- READING TEXT
-=-=-
It’s time to predict the Oscar nominations, which will be revealed painfully early in the morning on Tuesday, January 24. For each category, I’ve listed the candidates in numeric order of what I think is their likelihood of being nominated. For best picture, I think the top nine will be nominated. For all other categories, it’s the top five.
The Holy Trinity:
1. La La Land
3. Manchester by the Sea
The Nearly Sure Thing:
4. Hidden Figures
The Steak Eaters’ Pick:
5. Hacksaw Ridge
The Art House Picks:
8. Hell or High Water
Probably Not These:
11. Captain Fantastic
13. Nocturnal Animals
16. 20th Century Women
When predicting the nominees for best picture, process is key—and it’s a process that’s almost completely different than the one that decides the best picture winner. For that, second place votes are crucial. But for the nomination process, they don’t mean a thing. Here, it’s all about the first place votes.
To get a best picture nomination, you have to achieve a minimum of 5% of the first place votes. The raw numbers of that means that around 325 members of the Academy have to think you were *The* best film of the year. So it comes down to demographics—with every best picture candidate, what branches and taste groups of the Academy seem likely to think it’s the very best film of the year? And are there at least 300 or so people in those groups?
-=-=-
- SUPPLIED DATA
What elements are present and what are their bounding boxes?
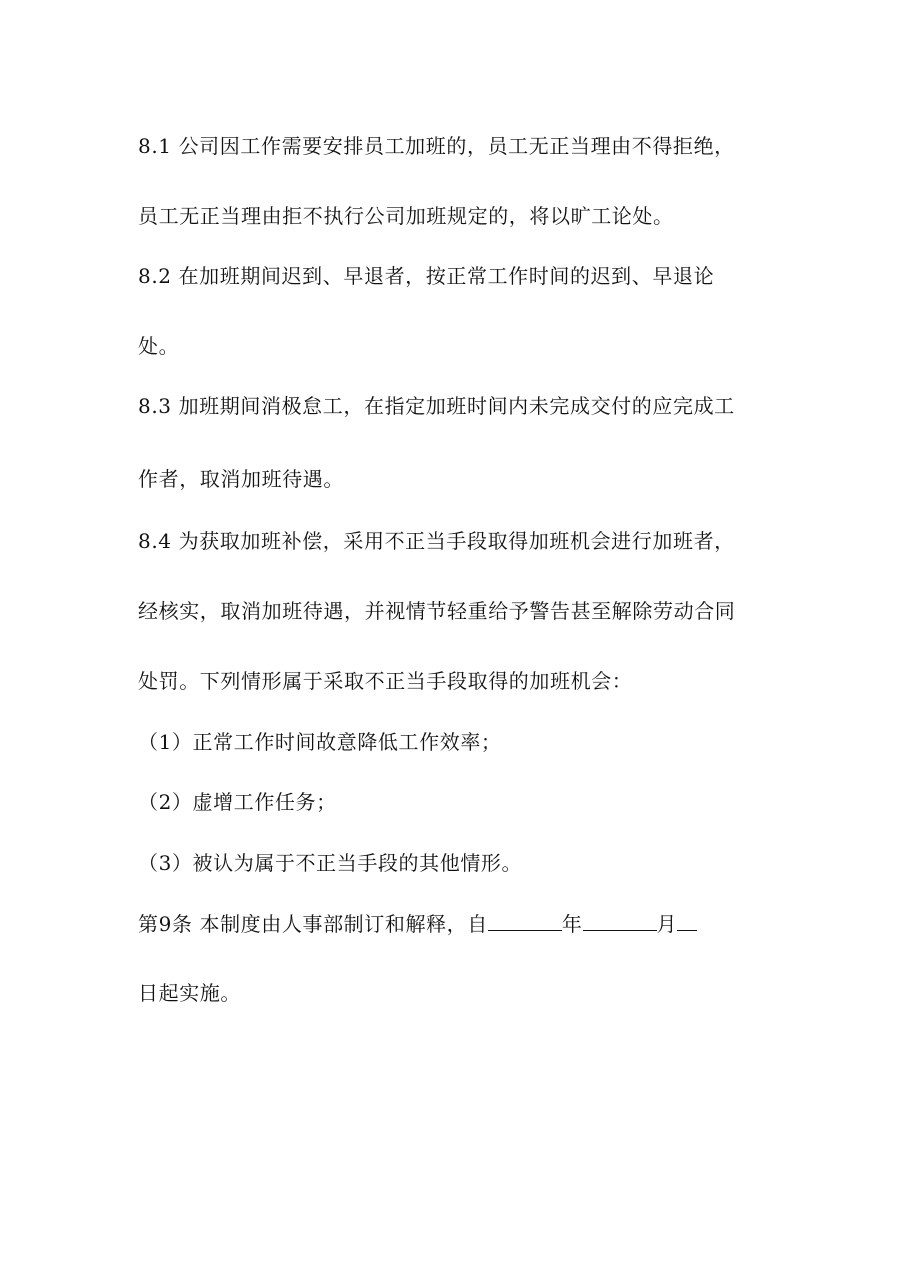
-=-=-
- EXERCISE BRIEF
Rewrite the Oscar predictions text, beginning at the words "It’s time to" and stopping after "the top five.". Replace "painfully early" with "very early" throughout that span.

- PROBLEM SOLUTION
It’s time to predict the Oscar nominations, which will be revealed very early in the morning on Tuesday, January 24. For each category, I’ve listed the candidates in numeric order of what I think is their likelihood of being nominated. For best picture, I think the top nine will be nominated. For all other categories, it’s the top five.